Supplied data.
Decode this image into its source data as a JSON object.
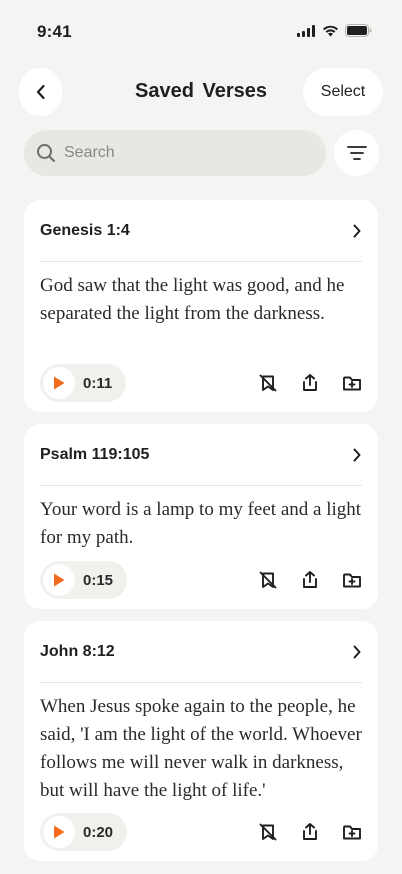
{
  "status": {
    "time": "9:41"
  },
  "header": {
    "title": "Saved Verses",
    "select_label": "Select"
  },
  "search": {
    "placeholder": "Search"
  },
  "colors": {
    "accent": "#f26a1b",
    "background": "#f5f4f2",
    "card": "#ffffff"
  },
  "verses": [
    {
      "reference": "Genesis 1:4",
      "text": "God saw that the light was good,  and he separated the light from the darkness.",
      "duration": "0:11"
    },
    {
      "reference": "Psalm 119:105",
      "text": "Your word is a lamp to my feet and a light for my path.",
      "duration": "0:15"
    },
    {
      "reference": "John 8:12",
      "text": "When Jesus spoke again to the people, he said, 'I am the light of the world. Whoever follows me will never walk in darkness, but will have the light of life.'",
      "duration": "0:20"
    }
  ],
  "icons": {
    "back": "chevron-left-icon",
    "filter": "filter-lines-icon",
    "search": "search-icon",
    "open": "chevron-right-icon",
    "play": "play-icon",
    "unsave": "bookmark-off-icon",
    "share": "share-icon",
    "add_to_folder": "folder-add-icon"
  }
}
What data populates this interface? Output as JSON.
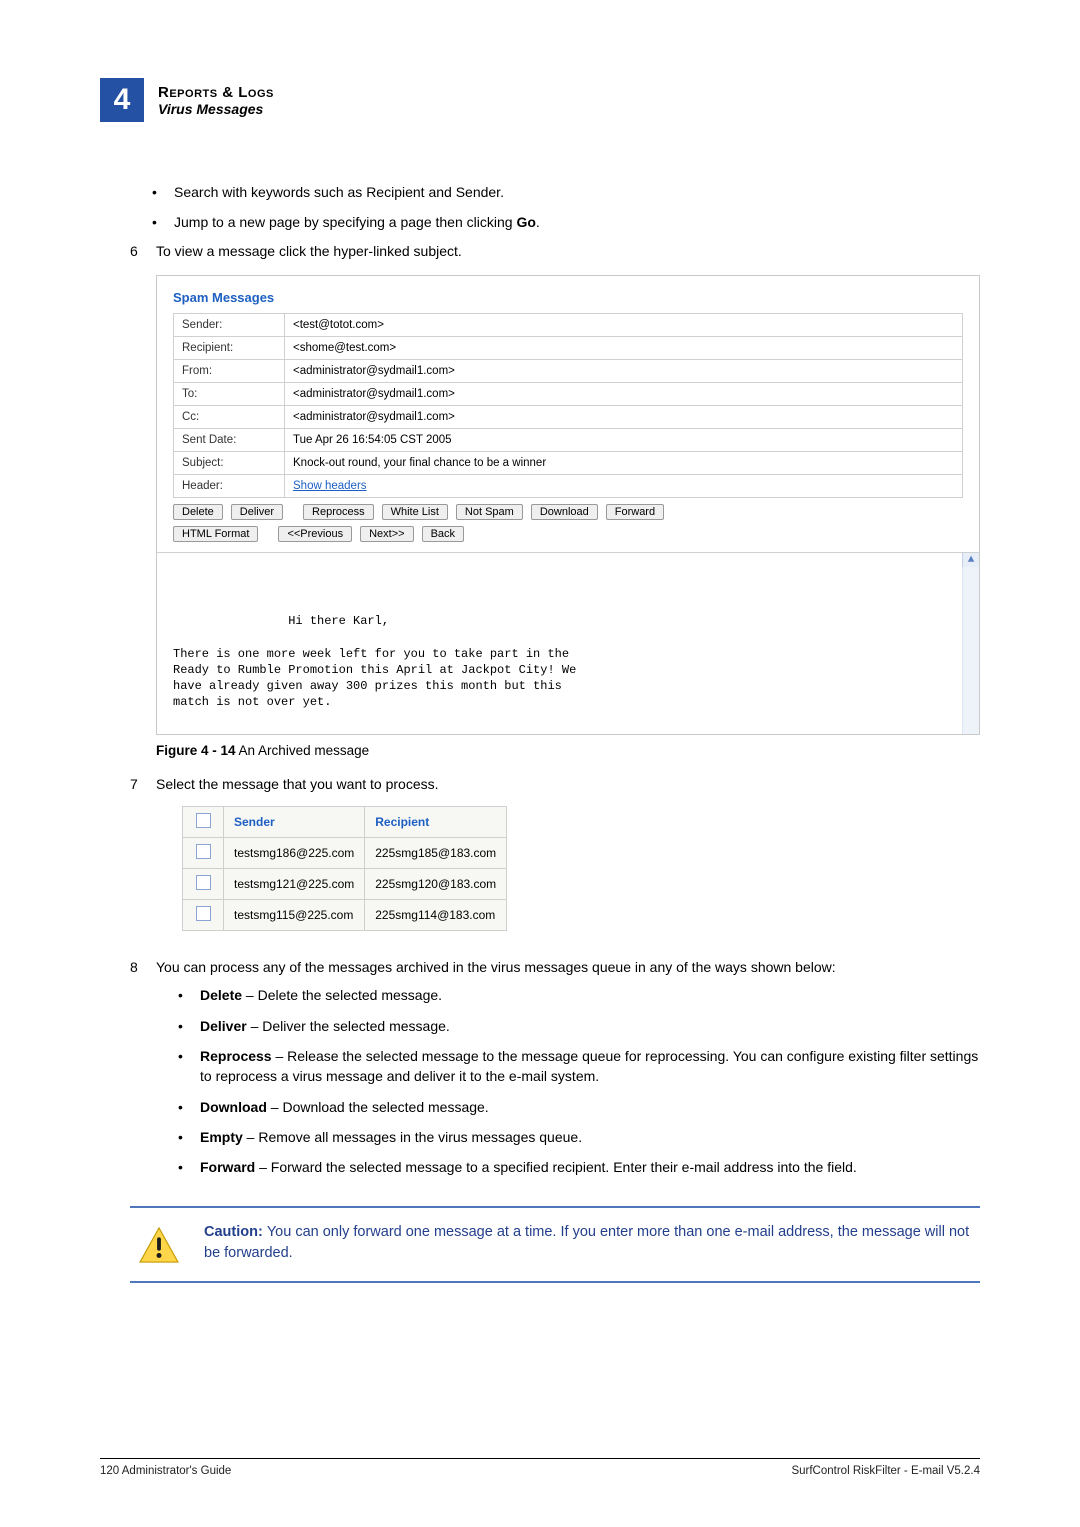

Task directions. All lines above that include the word "darkness" must be copied into the answer.

Response area.
      "text": "God saw that the light was good,  and he separated the light from the darkness.",
      "text": "When Jesus spoke again to the people, he said, 'I am the light of the world. Whoever follows me will never walk in darkness, but will have the light of life.'",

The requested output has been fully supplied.